Written task: Transcribe the material exactly. Images do not belong in the copy.

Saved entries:
——
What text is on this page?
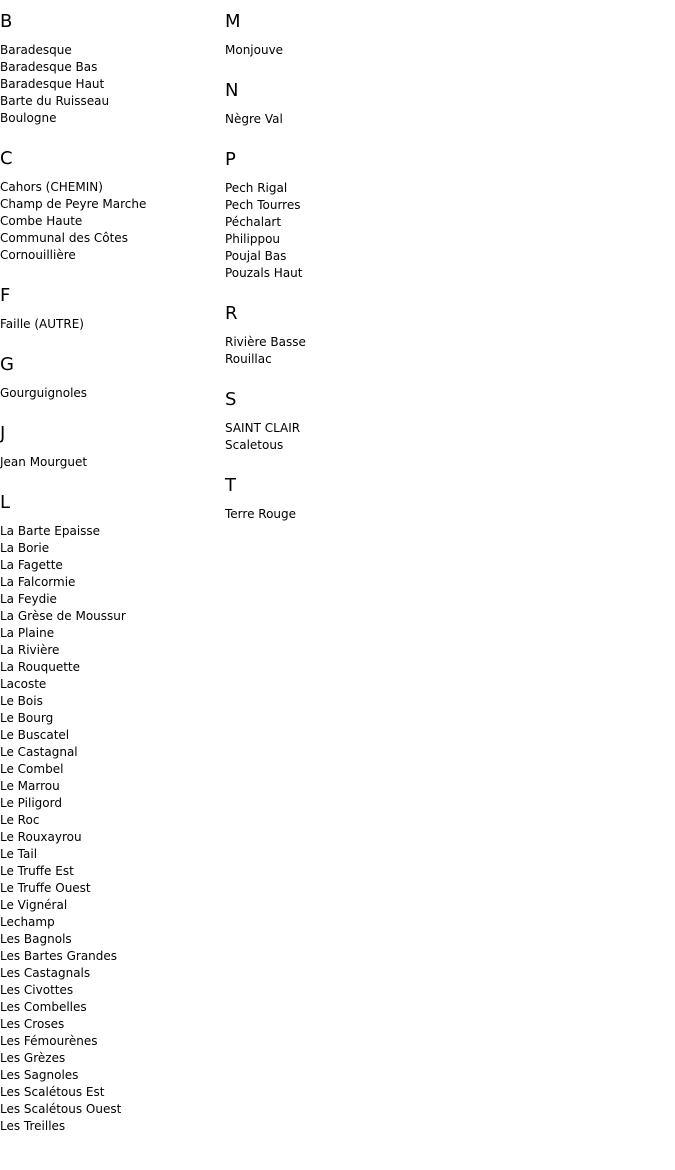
B
Baradesque
Baradesque Bas
Baradesque Haut
Barte du Ruisseau
Boulogne
C
Cahors (CHEMIN)
Champ de Peyre Marche
Combe Haute
Communal des Côtes
Cornouillière
F
Faille (AUTRE)
G
Gourguignoles
J
Jean Mourguet
L
La Barte Epaisse
La Borie
La Fagette
La Falcormie
La Feydie
La Grèse de Moussur
La Plaine
La Rivière
La Rouquette
Lacoste
Le Bois
Le Bourg
Le Buscatel
Le Castagnal
Le Combel
Le Marrou
Le Piligord
Le Roc
Le Rouxayrou
Le Tail
Le Truffe Est
Le Truffe Ouest
Le Vignéral
Lechamp
Les Bagnols
Les Bartes Grandes
Les Castagnals
Les Civottes
Les Combelles
Les Croses
Les Fémourènes
Les Grèzes
Les Sagnoles
Les Scalétous Est
Les Scalétous Ouest
Les Treilles
M
Monjouve
N
Nègre Val
P
Pech Rigal
Pech Tourres
Péchalart
Philippou
Poujal Bas
Pouzals Haut
R
Rivière Basse
Rouillac
S
SAINT CLAIR
Scaletous
T
Terre Rouge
——
Task response:
What text is on this page?
B
Baradesque
Baradesque Bas
Baradesque Haut
Barte du Ruisseau
Boulogne
C
Cahors (CHEMIN)
Champ de Peyre Marche
Combe Haute
Communal des Côtes
Cornouillière
F
Faille (AUTRE)
G
Gourguignoles
J
Jean Mourguet
L
La Barte Epaisse
La Borie
La Fagette
La Falcormie
La Feydie
La Grèse de Moussur
La Plaine
La Rivière
La Rouquette
Lacoste
Le Bois
Le Bourg
Le Buscatel
Le Castagnal
Le Combel
Le Marrou
Le Piligord
Le Roc
Le Rouxayrou
Le Tail
Le Truffe Est
Le Truffe Ouest
Le Vignéral
Lechamp
Les Bagnols
Les Bartes Grandes
Les Castagnals
Les Civottes
Les Combelles
Les Croses
Les Fémourènes
Les Grèzes
Les Sagnoles
Les Scalétous Est
Les Scalétous Ouest
Les Treilles
M
Monjouve
N
Nègre Val
P
Pech Rigal
Pech Tourres
Péchalart
Philippou
Poujal Bas
Pouzals Haut
R
Rivière Basse
Rouillac
S
SAINT CLAIR
Scaletous
T
Terre Rouge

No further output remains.